**Short task**
In the records below, find each line with the word "Sketch" and copy it.

**Entries provided**
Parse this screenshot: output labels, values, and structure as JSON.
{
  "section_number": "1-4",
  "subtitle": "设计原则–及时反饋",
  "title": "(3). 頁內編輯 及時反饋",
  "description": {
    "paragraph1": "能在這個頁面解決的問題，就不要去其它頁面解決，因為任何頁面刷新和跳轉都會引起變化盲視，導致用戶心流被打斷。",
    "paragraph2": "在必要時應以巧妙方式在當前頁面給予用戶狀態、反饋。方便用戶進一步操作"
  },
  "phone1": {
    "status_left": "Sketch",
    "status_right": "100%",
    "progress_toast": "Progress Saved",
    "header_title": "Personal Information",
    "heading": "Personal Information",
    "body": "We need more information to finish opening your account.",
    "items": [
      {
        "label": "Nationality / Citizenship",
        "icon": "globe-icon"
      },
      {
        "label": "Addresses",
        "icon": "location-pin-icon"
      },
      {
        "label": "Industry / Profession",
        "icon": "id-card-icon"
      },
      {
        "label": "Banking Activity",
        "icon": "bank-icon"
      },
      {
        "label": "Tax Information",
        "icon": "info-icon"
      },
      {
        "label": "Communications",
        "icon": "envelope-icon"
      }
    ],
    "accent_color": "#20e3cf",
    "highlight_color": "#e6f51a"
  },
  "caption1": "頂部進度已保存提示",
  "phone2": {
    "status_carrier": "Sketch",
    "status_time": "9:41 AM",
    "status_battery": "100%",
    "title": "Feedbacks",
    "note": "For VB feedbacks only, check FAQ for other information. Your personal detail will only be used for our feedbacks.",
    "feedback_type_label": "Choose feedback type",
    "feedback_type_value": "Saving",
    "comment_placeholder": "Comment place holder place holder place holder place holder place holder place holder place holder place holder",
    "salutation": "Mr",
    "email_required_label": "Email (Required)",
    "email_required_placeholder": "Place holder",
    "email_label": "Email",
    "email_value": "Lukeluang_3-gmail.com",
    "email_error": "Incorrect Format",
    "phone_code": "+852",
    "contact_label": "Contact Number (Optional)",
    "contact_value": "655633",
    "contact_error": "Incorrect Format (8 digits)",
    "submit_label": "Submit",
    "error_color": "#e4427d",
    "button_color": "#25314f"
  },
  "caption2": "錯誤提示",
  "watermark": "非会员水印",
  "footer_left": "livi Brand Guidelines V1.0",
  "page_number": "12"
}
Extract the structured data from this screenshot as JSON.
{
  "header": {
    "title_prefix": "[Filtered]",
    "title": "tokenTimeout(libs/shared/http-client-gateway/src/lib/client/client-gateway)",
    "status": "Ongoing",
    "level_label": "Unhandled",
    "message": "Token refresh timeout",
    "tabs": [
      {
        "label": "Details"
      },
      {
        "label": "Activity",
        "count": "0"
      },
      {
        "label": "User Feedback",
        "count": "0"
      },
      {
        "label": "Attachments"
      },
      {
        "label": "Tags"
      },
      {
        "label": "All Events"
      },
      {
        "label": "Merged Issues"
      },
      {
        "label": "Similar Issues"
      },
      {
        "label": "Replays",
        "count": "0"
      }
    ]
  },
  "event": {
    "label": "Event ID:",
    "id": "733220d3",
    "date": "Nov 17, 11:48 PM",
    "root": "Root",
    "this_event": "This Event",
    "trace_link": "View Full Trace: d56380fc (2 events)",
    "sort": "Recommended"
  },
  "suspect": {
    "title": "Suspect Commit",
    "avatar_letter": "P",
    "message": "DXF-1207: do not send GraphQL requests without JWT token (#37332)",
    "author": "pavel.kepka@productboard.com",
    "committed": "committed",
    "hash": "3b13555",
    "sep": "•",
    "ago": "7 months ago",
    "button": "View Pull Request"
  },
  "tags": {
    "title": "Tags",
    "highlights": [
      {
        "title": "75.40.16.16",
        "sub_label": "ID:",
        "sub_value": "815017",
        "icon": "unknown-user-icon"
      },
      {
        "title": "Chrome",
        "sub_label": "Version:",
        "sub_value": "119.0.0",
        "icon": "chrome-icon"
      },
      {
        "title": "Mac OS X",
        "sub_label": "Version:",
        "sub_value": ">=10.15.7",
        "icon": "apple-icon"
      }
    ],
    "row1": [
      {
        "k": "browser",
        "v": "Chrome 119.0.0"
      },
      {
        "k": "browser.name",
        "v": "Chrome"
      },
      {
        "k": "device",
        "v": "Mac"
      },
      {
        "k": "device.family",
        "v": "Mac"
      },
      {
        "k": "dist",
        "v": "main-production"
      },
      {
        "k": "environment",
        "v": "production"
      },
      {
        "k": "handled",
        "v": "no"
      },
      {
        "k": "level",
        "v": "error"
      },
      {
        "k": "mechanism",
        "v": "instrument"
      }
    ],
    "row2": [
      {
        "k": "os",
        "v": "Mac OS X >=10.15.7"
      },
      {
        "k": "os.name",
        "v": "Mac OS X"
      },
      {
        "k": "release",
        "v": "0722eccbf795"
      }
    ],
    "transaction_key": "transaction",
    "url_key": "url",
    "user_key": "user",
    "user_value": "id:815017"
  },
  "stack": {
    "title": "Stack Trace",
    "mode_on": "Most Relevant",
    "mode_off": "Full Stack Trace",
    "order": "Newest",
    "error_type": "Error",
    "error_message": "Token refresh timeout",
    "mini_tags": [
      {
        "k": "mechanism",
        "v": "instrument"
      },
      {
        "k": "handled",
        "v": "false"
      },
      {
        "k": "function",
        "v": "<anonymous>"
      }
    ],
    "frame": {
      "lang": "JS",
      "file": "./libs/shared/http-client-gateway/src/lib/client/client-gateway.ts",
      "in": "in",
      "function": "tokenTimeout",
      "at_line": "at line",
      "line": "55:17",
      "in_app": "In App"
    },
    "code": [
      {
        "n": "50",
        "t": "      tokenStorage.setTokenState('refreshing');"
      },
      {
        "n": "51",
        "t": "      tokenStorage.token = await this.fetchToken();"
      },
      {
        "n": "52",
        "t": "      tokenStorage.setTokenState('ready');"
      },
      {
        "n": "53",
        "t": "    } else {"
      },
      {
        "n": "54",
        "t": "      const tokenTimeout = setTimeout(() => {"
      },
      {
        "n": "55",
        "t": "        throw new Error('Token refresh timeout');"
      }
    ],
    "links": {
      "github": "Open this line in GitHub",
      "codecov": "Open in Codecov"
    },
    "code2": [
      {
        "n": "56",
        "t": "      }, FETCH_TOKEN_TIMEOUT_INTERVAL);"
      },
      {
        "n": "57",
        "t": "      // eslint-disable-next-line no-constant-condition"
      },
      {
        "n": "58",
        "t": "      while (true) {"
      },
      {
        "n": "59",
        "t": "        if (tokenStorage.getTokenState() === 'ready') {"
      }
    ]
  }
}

**Reply to the exercise**
    "status_left": "Sketch",
    "status_carrier": "Sketch",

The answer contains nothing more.